By Pamella Goncalves ·
China plans $295 billion data center push to boost AI dominance

China is preparing to pour about 2 trillion yuan, or $295.43 billion, into data centers over the next five years, a push that shows how Beijing now treats compute as strategic infrastructure on par with chips and energy. The plan is designed to accelerate domestic AI development and chip away at the advantage held by the United States in a race that now shapes industrial policy, military planning and economic power.

The draft is being shaped by key government agencies including the National Development and Reform Commission. Officials want at least 80% of the technology used in the buildout, including AI chips, to come from domestic suppliers, a requirement that would reduce reliance on Nvidia, Advanced Micro Devices and other foreign vendors while pushing China to localize more of its AI stack.

That ambition comes with a hard constraint: China is already dealing with a glut of data-center capacity created by a three-year building boom. In some facilities, utilization has been estimated at only 20% to 30%, and more than 100 local state-backed projects have been canceled over the past 18 months. The Ministry of Industry and Information Technology has also been working with China Mobile, China Unicom and China Telecom on a possible national, state-run cloud service to absorb surplus computing power.

The new spending wave also lands in the middle of a broader policy shift. China’s 15th Five-Year Plan elevated the AI Plus initiative, first announced in 2024, with a goal of integrating AI into 90% of the economy by 2030. That makes the data-center push part of a wider state campaign to build the physical backbone for AI deployment, not just the models themselves.

Power will be the other make-or-break issue. The International Energy Agency has projected that global electricity demand to meet data-center needs will rise from 460 TWh in 2024 to more than 1,000 TWh in 2030, a reminder that China’s AI buildout will compete for land, networking, cooling and grid capacity at the same time it tries to outrun U.S. export controls. Washington has recently tightened restrictions on advanced AI-chip shipments to Chinese entities, including overseas subsidiaries, increasing the pressure on Beijing to fund, build and localize its own infrastructure faster.

China — Wikimedia Commons
No machine-readable author provided. Aris Katsaris assumed (based on copyright claims). via Wikimedia Commons (CC BY-SA 3.0)

If China can sustain the spending and avoid repeating the mistakes of its earlier overbuild, the data-center program could become one of the most important state-led attempts yet to narrow the compute gap with American rivals.

━━━━━━━━

_Tasks to carry out_.
1/ Answer these questions using the data-center article.
(a) What share of the technology used in the buildout do officials want to come from domestic suppliers?
(b) How many local state-backed projects have been canceled, and over what period?
(c) What goal does the AI Plus initiative set for 2030?
2/ According to the data-center article, what will China's AI buildout compete for? List every item.
3/ Tell whether each statement agrees with the data-center article. Answer yes or no, and quote the words that decide it.
(a) Utilization in some facilities has been estimated at about 50%.
(b) The AI Plus initiative was first announced in 2024.
(c) Washington's tightened restrictions on advanced AI-chip shipments leave out overseas subsidiaries of Chinese entities.

Element boundary records:
━━━━━━━━

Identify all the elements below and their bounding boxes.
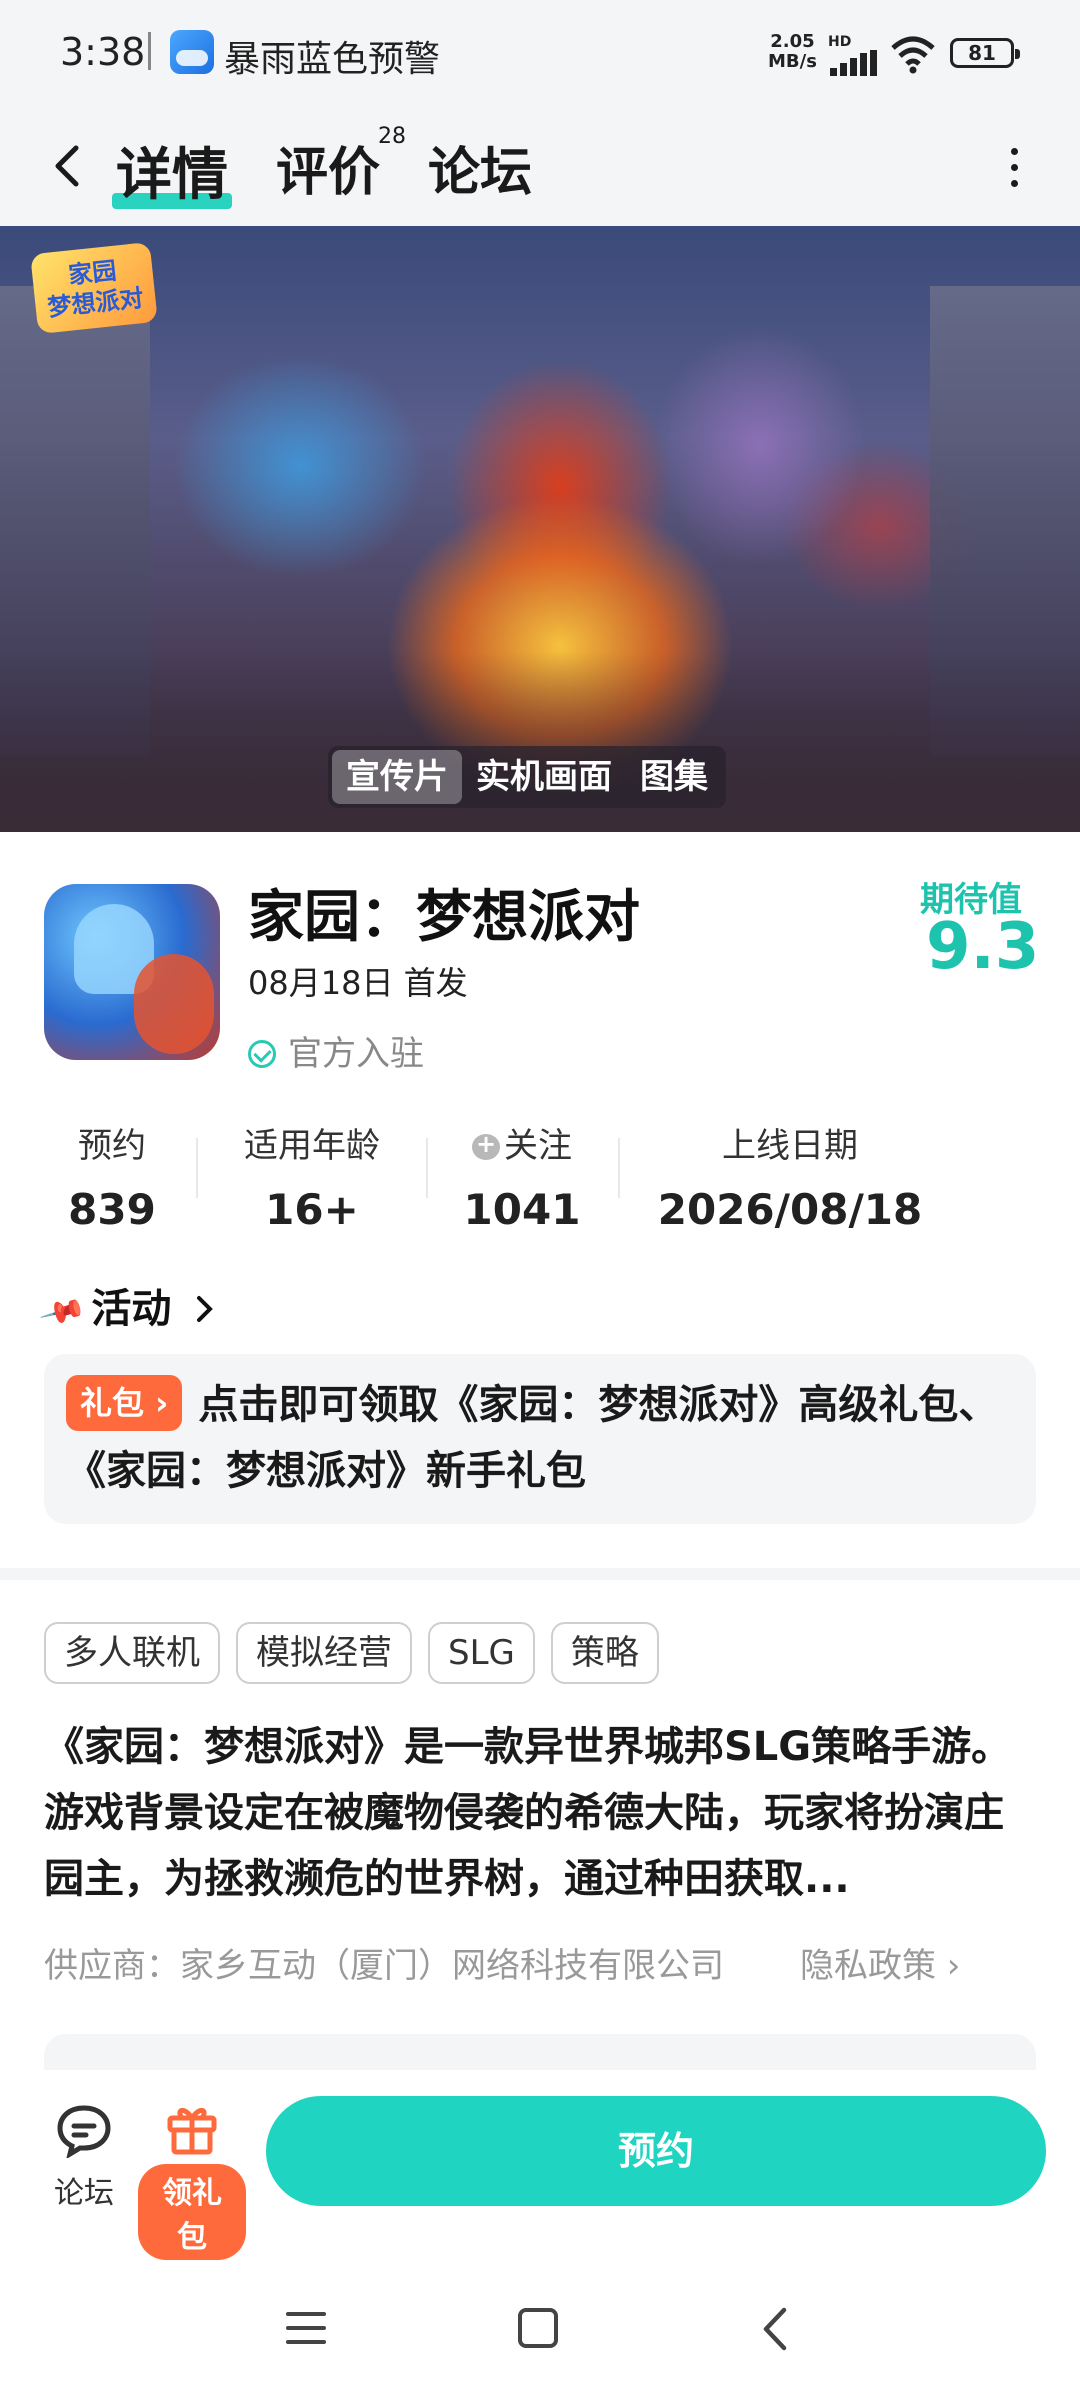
privacy-policy-link[interactable]: 隐私政策 › [800,1938,960,1987]
gift-activity-card[interactable]: 礼包 › 点击即可领取《家园：梦想派对》高级礼包、《家园：梦想派对》新手礼包 [44,1354,1036,1524]
tab-reviews[interactable]: 评价 28 [276,124,406,205]
tag-simulation[interactable]: 模拟经营 [236,1622,412,1684]
stats-row: 预约 839 适用年龄 16+ 关注 1041 上线日期 2026/08/18 [0,1118,1080,1228]
more-options-icon[interactable] [1004,142,1024,192]
supplier-text: 供应商：家乡互动（厦门）网络科技有限公司 [44,1946,724,1986]
forum-chat-icon [57,2105,111,2160]
wifi-icon [891,36,935,74]
game-description[interactable]: 《家园：梦想派对》是一款异世界城邦SLG策略手游。游戏背景设定在被魔物侵袭的希德… [44,1714,1040,1912]
follow-heart-icon [472,1130,500,1160]
system-nav-bar [0,2260,1080,2400]
official-badge: 官方入驻 [248,1026,424,1075]
activity-text: 点击即可领取《家园：梦想派对》高级礼包、《家园：梦想派对》新手礼包 [66,1382,999,1494]
promo-banner[interactable]: 家园 梦想派对 宣传片 实机画面 图集 [0,226,1080,832]
stat-launch-date: 上线日期 2026/08/18 [657,1126,923,1228]
signal-icon [830,50,880,76]
stat-age-rating: 适用年龄 16+ [244,1126,380,1228]
bottom-action-bar: 论坛 领礼包 预约 [0,2070,1080,2260]
media-tabs: 宣传片 实机画面 图集 [328,746,726,808]
check-circle-icon [248,1040,276,1068]
network-speed-value: 2.05 [770,31,815,52]
tag-list: 多人联机 模拟经营 SLG 策略 [44,1622,659,1684]
status-separator [148,32,151,70]
back-icon[interactable] [44,136,94,196]
battery-icon: 81 [950,38,1020,68]
app-icon [44,884,220,1060]
expectation-score: 9.3 [926,910,1040,984]
release-date: 08月18日 首发 [248,964,468,1002]
network-speed: 2.05 MB/s [768,32,817,72]
pin-icon: 📌 [37,1288,88,1337]
system-back-icon[interactable] [756,2304,796,2354]
media-tab-trailer[interactable]: 宣传片 [332,750,462,804]
stat-divider [426,1138,428,1198]
tag-multiplayer[interactable]: 多人联机 [44,1622,220,1684]
reserve-button[interactable]: 预约 [266,2096,1046,2206]
media-tab-gallery[interactable]: 图集 [626,750,722,804]
stat-reservations: 预约 839 [68,1126,156,1228]
tag-slg[interactable]: SLG [428,1622,535,1684]
section-divider [0,1568,1080,1580]
hd-indicator: HD [828,34,852,50]
claim-gift-button[interactable]: 领礼包 [138,2100,246,2260]
gift-badge: 礼包 › [66,1375,183,1431]
top-nav: 详情 评价 28 论坛 [0,108,1080,226]
stat-divider [196,1138,198,1198]
stat-followers[interactable]: 关注 1041 [450,1118,594,1228]
stat-divider [618,1138,620,1198]
activity-header[interactable]: 📌活动 [38,1276,217,1337]
forum-button[interactable]: 论坛 [44,2102,124,2212]
tag-strategy[interactable]: 策略 [550,1622,659,1684]
app-title: 家园：梦想派对 [248,885,640,950]
weather-alert-icon [170,30,214,74]
status-bar: 3:38 暴雨蓝色预警 2.05 MB/s HD 81 [0,0,1080,108]
review-count-badge: 28 [378,124,407,149]
tab-details[interactable]: 详情 [112,130,232,211]
network-speed-unit: MB/s [768,51,817,72]
gift-box-icon [167,2108,217,2155]
recent-apps-icon[interactable] [286,2310,326,2346]
game-logo: 家园 梦想派对 [30,241,158,335]
tab-forum[interactable]: 论坛 [428,130,532,205]
weather-alert-text: 暴雨蓝色预警 [224,39,441,80]
home-icon[interactable] [518,2308,558,2348]
status-time: 3:38 [60,30,146,74]
media-tab-gameplay[interactable]: 实机画面 [462,750,626,804]
chevron-right-icon [197,1296,214,1322]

━━━━━━━━

_Responses in order_.
1/
(a) At least 80%, including AI chips.
(b) More than 100, over the past 18 months.
(c) Integrating AI into 90% of the economy.

2/ Land, networking, cooling, grid capacity

3/
(a) No: "utilization has been estimated at only 20% to 30%"
(b) Yes: "the AI Plus initiative, first announced in 2024"
(c) No: "including overseas subsidiaries"